Omit every picture and return the rest of the data unaltered.
◇ ◇ ◇ ◇
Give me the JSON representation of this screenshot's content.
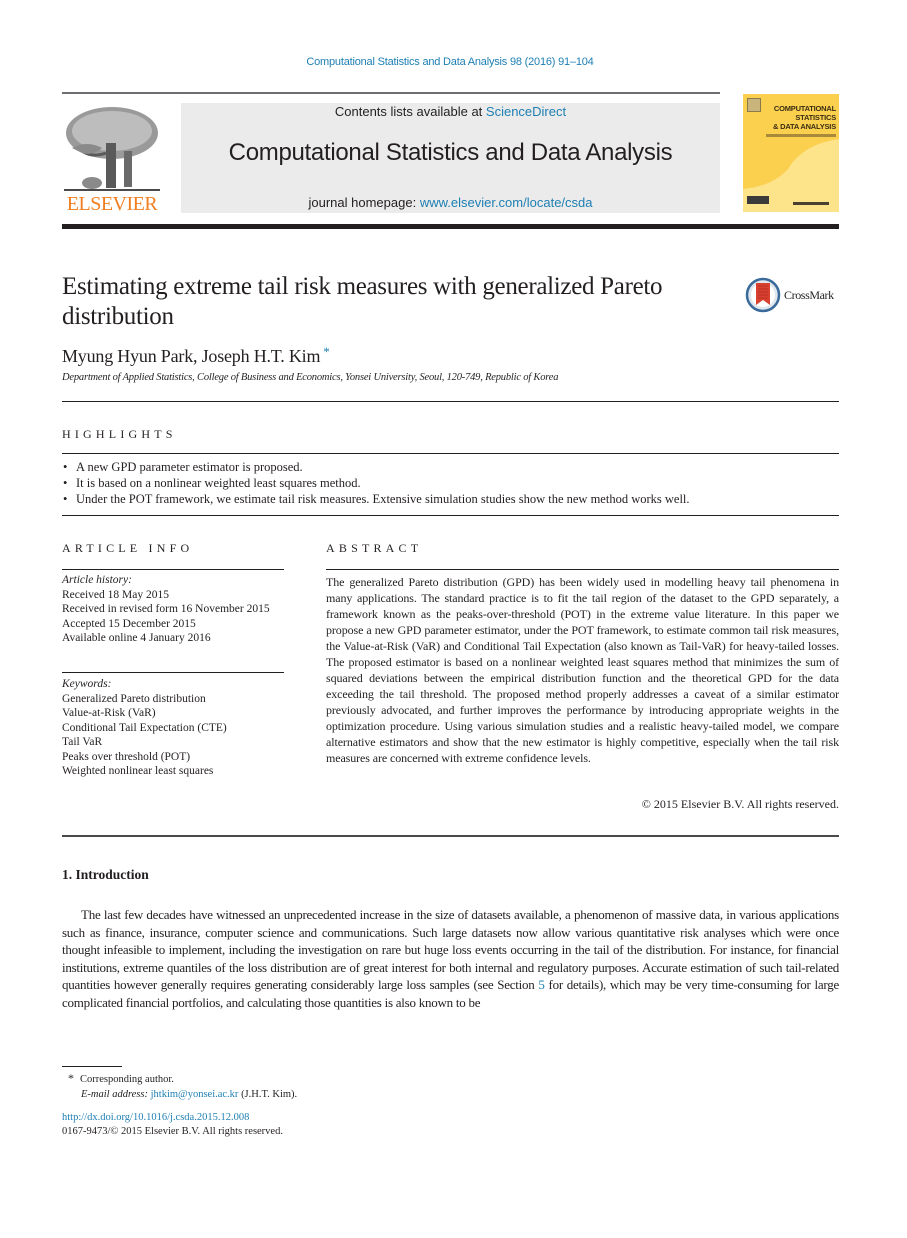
{
  "running_header": {
    "citation": "Computational Statistics and Data Analysis 98 (2016) 91–104"
  },
  "journal_banner": {
    "publisher": "ELSEVIER",
    "contents_prefix": "Contents lists available at ",
    "contents_link": "ScienceDirect",
    "journal_title": "Computational Statistics and Data Analysis",
    "homepage_prefix": "journal homepage: ",
    "homepage_link": "www.elsevier.com/locate/csda",
    "cover_title_lines": [
      "COMPUTATIONAL",
      "STATISTICS",
      "& DATA ANALYSIS"
    ],
    "cover_color": "#fbd04f"
  },
  "article": {
    "title": "Estimating extreme tail risk measures with generalized Pareto distribution",
    "crossmark_label": "CrossMark",
    "authors": "Myung Hyun Park, Joseph H.T. Kim",
    "corresponding_mark": "*",
    "affiliation": "Department of Applied Statistics, College of Business and Economics, Yonsei University, Seoul, 120-749, Republic of Korea"
  },
  "highlights": {
    "heading": "HIGHLIGHTS",
    "items": [
      "A new GPD parameter estimator is proposed.",
      "It is based on a nonlinear weighted least squares method.",
      "Under the POT framework, we estimate tail risk measures. Extensive simulation studies show the new method works well."
    ]
  },
  "article_info": {
    "heading": "ARTICLE INFO",
    "history_label": "Article history:",
    "history": [
      "Received 18 May 2015",
      "Received in revised form 16 November 2015",
      "Accepted 15 December 2015",
      "Available online 4 January 2016"
    ],
    "keywords_label": "Keywords:",
    "keywords": [
      "Generalized Pareto distribution",
      "Value-at-Risk (VaR)",
      "Conditional Tail Expectation (CTE)",
      "Tail VaR",
      "Peaks over threshold (POT)",
      "Weighted nonlinear least squares"
    ]
  },
  "abstract": {
    "heading": "ABSTRACT",
    "text": "The generalized Pareto distribution (GPD) has been widely used in modelling heavy tail phenomena in many applications. The standard practice is to fit the tail region of the dataset to the GPD separately, a framework known as the peaks-over-threshold (POT) in the extreme value literature. In this paper we propose a new GPD parameter estimator, under the POT framework, to estimate common tail risk measures, the Value-at-Risk (VaR) and Conditional Tail Expectation (also known as Tail-VaR) for heavy-tailed losses. The proposed estimator is based on a nonlinear weighted least squares method that minimizes the sum of squared deviations between the empirical distribution function and the theoretical GPD for the data exceeding the tail threshold. The proposed method properly addresses a caveat of a similar estimator previously advocated, and further improves the performance by introducing appropriate weights in the optimization procedure. Using various simulation studies and a realistic heavy-tailed model, we compare alternative estimators and show that the new estimator is highly competitive, especially when the tail risk measures are concerned with extreme confidence levels.",
    "copyright": "© 2015 Elsevier B.V. All rights reserved."
  },
  "introduction": {
    "heading": "1.  Introduction",
    "text_before_link": "The last few decades have witnessed an unprecedented increase in the size of datasets available, a phenomenon of massive data, in various applications such as finance, insurance, computer science and communications. Such large datasets now allow various quantitative risk analyses which were once thought infeasible to implement, including the investigation on rare but huge loss events occurring in the tail of the distribution. For instance, for financial institutions, extreme quantiles of the loss distribution are of great interest for both internal and regulatory purposes. Accurate estimation of such tail-related quantities however generally requires generating considerably large loss samples (see Section ",
    "section_link": "5",
    "text_after_link": " for details), which may be very time-consuming for large complicated financial portfolios, and calculating those quantities is also known to be"
  },
  "footnotes": {
    "star": "*",
    "corresponding": "Corresponding author.",
    "email_label": "E-mail address:",
    "email": "jhtkim@yonsei.ac.kr",
    "email_owner": " (J.H.T. Kim).",
    "doi": "http://dx.doi.org/10.1016/j.csda.2015.12.008",
    "issn_copyright": "0167-9473/© 2015 Elsevier B.V. All rights reserved."
  }
}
◇ ◇ ◇ ◇
• **Result of the task**
Give me the JSON representation of this screenshot's content.
{
  "running_header": {
    "citation": "Computational Statistics and Data Analysis 98 (2016) 91–104"
  },
  "journal_banner": {
    "publisher": "ELSEVIER",
    "contents_prefix": "Contents lists available at ",
    "contents_link": "ScienceDirect",
    "journal_title": "Computational Statistics and Data Analysis",
    "homepage_prefix": "journal homepage: ",
    "homepage_link": "www.elsevier.com/locate/csda",
    "cover_title_lines": [
      "COMPUTATIONAL",
      "STATISTICS",
      "& DATA ANALYSIS"
    ],
    "cover_color": "#fbd04f"
  },
  "article": {
    "title": "Estimating extreme tail risk measures with generalized Pareto distribution",
    "crossmark_label": "CrossMark",
    "authors": "Myung Hyun Park, Joseph H.T. Kim",
    "corresponding_mark": "*",
    "affiliation": "Department of Applied Statistics, College of Business and Economics, Yonsei University, Seoul, 120-749, Republic of Korea"
  },
  "highlights": {
    "heading": "HIGHLIGHTS",
    "items": [
      "A new GPD parameter estimator is proposed.",
      "It is based on a nonlinear weighted least squares method.",
      "Under the POT framework, we estimate tail risk measures. Extensive simulation studies show the new method works well."
    ]
  },
  "article_info": {
    "heading": "ARTICLE INFO",
    "history_label": "Article history:",
    "history": [
      "Received 18 May 2015",
      "Received in revised form 16 November 2015",
      "Accepted 15 December 2015",
      "Available online 4 January 2016"
    ],
    "keywords_label": "Keywords:",
    "keywords": [
      "Generalized Pareto distribution",
      "Value-at-Risk (VaR)",
      "Conditional Tail Expectation (CTE)",
      "Tail VaR",
      "Peaks over threshold (POT)",
      "Weighted nonlinear least squares"
    ]
  },
  "abstract": {
    "heading": "ABSTRACT",
    "text": "The generalized Pareto distribution (GPD) has been widely used in modelling heavy tail phenomena in many applications. The standard practice is to fit the tail region of the dataset to the GPD separately, a framework known as the peaks-over-threshold (POT) in the extreme value literature. In this paper we propose a new GPD parameter estimator, under the POT framework, to estimate common tail risk measures, the Value-at-Risk (VaR) and Conditional Tail Expectation (also known as Tail-VaR) for heavy-tailed losses. The proposed estimator is based on a nonlinear weighted least squares method that minimizes the sum of squared deviations between the empirical distribution function and the theoretical GPD for the data exceeding the tail threshold. The proposed method properly addresses a caveat of a similar estimator previously advocated, and further improves the performance by introducing appropriate weights in the optimization procedure. Using various simulation studies and a realistic heavy-tailed model, we compare alternative estimators and show that the new estimator is highly competitive, especially when the tail risk measures are concerned with extreme confidence levels.",
    "copyright": "© 2015 Elsevier B.V. All rights reserved."
  },
  "introduction": {
    "heading": "1.  Introduction",
    "text_before_link": "The last few decades have witnessed an unprecedented increase in the size of datasets available, a phenomenon of massive data, in various applications such as finance, insurance, computer science and communications. Such large datasets now allow various quantitative risk analyses which were once thought infeasible to implement, including the investigation on rare but huge loss events occurring in the tail of the distribution. For instance, for financial institutions, extreme quantiles of the loss distribution are of great interest for both internal and regulatory purposes. Accurate estimation of such tail-related quantities however generally requires generating considerably large loss samples (see Section ",
    "section_link": "5",
    "text_after_link": " for details), which may be very time-consuming for large complicated financial portfolios, and calculating those quantities is also known to be"
  },
  "footnotes": {
    "star": "*",
    "corresponding": "Corresponding author.",
    "email_label": "E-mail address:",
    "email": "jhtkim@yonsei.ac.kr",
    "email_owner": " (J.H.T. Kim).",
    "doi": "http://dx.doi.org/10.1016/j.csda.2015.12.008",
    "issn_copyright": "0167-9473/© 2015 Elsevier B.V. All rights reserved."
  }
}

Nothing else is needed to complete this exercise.